_Texto exibido_:
    • Custo total em 12 meses: 547.441,85 USD
    • Quando o ágio fica grande o suficiente para pagar o salário de um ou mais funcionários em tempo integral, vale considerar contratar pessoas em vez de continuar escalando RDS sem pensar. Você está realmente pagando muito para usar RDS, e é preciso reavaliar as decisões tomadas no início da empresa.

  • Pode ser uma opinião impopular dizer que o Google Cloud é melhor que a AWS, mas com o Google Cloud Run dá para rodar contêineres Docker na nuvem como em um sonho. Os nomes dos serviços são simples, há menos serviços importantes do que no conjunto complexo da AWS, e a interface é mais intuitiva. As desvantagens são a falta de tutoriais por causa da comunidade menor, a dificuldade de encontrar gente experiente e a menor disponibilidade de ferramentas de terceiros. Recomendo experimentar.

_Trechos da listagem_:
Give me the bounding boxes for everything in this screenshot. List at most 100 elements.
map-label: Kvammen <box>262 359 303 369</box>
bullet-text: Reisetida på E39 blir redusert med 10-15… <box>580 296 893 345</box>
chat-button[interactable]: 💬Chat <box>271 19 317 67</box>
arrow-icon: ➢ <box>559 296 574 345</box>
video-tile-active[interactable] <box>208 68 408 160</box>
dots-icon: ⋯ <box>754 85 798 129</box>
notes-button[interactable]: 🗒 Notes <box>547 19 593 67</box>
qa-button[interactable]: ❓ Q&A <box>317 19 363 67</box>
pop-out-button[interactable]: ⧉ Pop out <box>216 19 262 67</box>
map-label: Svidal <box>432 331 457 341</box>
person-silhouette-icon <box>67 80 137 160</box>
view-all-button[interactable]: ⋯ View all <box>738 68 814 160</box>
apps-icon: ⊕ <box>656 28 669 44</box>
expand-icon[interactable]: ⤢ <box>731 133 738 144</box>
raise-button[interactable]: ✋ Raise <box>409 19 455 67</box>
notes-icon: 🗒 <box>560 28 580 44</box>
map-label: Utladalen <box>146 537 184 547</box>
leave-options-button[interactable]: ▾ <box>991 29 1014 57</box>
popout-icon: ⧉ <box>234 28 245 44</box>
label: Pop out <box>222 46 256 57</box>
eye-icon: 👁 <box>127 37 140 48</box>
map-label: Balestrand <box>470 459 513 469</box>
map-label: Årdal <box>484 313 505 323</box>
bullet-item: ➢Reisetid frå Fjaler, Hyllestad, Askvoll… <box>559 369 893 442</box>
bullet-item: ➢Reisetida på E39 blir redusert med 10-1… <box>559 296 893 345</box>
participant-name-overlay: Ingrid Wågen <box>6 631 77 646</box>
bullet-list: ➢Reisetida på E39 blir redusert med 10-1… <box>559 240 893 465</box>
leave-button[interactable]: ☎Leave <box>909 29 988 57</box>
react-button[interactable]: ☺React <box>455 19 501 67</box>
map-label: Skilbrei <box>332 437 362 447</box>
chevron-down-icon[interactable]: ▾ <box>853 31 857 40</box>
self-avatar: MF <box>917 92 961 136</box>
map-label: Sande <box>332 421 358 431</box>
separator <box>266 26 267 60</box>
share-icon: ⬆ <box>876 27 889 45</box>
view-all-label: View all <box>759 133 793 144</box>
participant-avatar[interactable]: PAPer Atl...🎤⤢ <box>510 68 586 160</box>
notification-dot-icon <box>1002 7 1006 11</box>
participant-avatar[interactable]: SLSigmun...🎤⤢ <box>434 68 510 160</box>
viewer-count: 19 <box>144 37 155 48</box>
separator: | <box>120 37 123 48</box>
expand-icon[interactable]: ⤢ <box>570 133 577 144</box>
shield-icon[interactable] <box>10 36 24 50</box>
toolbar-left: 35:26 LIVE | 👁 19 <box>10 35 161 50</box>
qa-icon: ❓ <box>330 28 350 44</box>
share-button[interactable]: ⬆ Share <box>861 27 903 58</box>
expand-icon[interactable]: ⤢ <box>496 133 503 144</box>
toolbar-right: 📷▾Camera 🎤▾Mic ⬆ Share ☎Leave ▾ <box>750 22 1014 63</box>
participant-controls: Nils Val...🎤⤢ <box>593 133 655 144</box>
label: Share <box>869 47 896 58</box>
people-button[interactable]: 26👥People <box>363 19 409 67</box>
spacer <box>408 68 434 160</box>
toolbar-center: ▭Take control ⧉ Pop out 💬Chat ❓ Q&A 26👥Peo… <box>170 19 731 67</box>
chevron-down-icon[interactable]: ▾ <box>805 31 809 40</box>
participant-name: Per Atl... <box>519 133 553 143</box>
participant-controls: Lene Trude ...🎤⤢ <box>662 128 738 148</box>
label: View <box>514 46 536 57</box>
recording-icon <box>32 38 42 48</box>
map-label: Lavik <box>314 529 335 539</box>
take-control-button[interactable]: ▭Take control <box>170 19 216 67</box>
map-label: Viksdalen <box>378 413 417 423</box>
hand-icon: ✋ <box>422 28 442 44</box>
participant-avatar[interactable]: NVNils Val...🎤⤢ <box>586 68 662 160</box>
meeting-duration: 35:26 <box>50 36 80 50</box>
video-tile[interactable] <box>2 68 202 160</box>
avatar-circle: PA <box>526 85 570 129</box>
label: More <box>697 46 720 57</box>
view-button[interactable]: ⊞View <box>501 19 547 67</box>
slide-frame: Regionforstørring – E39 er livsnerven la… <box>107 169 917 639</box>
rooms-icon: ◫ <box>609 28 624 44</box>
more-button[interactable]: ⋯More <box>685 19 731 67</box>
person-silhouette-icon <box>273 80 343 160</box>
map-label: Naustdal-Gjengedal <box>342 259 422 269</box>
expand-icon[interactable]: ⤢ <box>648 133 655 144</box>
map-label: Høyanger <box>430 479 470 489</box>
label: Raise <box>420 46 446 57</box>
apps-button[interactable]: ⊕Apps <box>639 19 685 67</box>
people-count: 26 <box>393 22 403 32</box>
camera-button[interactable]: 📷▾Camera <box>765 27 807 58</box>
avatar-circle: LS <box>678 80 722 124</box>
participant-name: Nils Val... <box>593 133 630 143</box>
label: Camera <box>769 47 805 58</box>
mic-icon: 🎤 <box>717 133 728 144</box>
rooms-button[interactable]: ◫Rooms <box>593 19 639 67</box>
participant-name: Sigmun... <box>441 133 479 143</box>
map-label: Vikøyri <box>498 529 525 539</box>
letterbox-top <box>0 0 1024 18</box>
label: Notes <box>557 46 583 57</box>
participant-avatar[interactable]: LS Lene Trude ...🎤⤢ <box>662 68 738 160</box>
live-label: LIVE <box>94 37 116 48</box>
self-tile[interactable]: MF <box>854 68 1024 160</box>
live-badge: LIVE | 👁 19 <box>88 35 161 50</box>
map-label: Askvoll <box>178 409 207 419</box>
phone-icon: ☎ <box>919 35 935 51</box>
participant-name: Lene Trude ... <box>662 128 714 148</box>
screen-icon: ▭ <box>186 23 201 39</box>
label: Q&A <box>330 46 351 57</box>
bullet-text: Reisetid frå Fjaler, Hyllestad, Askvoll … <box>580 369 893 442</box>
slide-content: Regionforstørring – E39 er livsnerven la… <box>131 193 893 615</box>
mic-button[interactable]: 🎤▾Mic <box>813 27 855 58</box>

_Exercício 1_:
Diga se cada afirmação abaixo concorda com o texto sobre AWS e Google Cloud e justifique com as palavras decisivas do texto, citadas literalmente. (a) O custo total em 12 meses é de 547.441,85 USD. (b) O Google Cloud tem mais tutoriais disponíveis do que a AWS. (c) A interface do Google Cloud é considerada mais intuitiva.
_Exercício 2_:
Por favor, retome o texto sobre AWS e Google Cloud a partir do ponto em que ele termina.

_Resposta 1_:
(a) Sim: "Custo total em 12 meses: 547.441,85 USD".
(b) Não: "As desvantagens são a falta de tutoriais por causa da comunidade menor".
(c) Sim: "a interface é mais intuitiva".

_Resposta 2_:
  • Usar EC2 + ASG é muito prazeroso. Conceitualmente é simples: você lança uma imagem no ASG e configura políticas de auto scaling. Quase não há com o que se preocupar. Em comparação, usar k8s é sempre uma grande operação. Monta-se uma equipe inteira para gerenciar k8s. Introduzem-se dezenas de conceitos do k8s ou investem-se pessoa-anos em “engenharia de plataforma” para esconder esses conceitos. Publicam-se diretrizes, SDKs e vários validadores para permitir usar k8s “do jeito certo”. Mesmo assim, acabam escrevendo dezenas de milhares de linhas de YAML e código para implementar operators. Às vezes fico pensando se o k8s não é intrusivo demais.

  • Opiniões sobre produtos SaaS

    • Não entendo a migração do JIRA para o Linear. O Linear é ok, mas com frequência encontro coisas que ele não consegue fazer ou que eu não sei como fazer.
    • Em geral recomendo usar Terraform Cloud. Fazer seu próprio sistema crescer dentro de casa pode ser aceitável nos primeiros anos, mas no longo prazo isso pode sair caro.
    • Apoio até certo ponto o uso de GitHub Actions para CI/CD. Em vez disso, sugiro usar GitLab.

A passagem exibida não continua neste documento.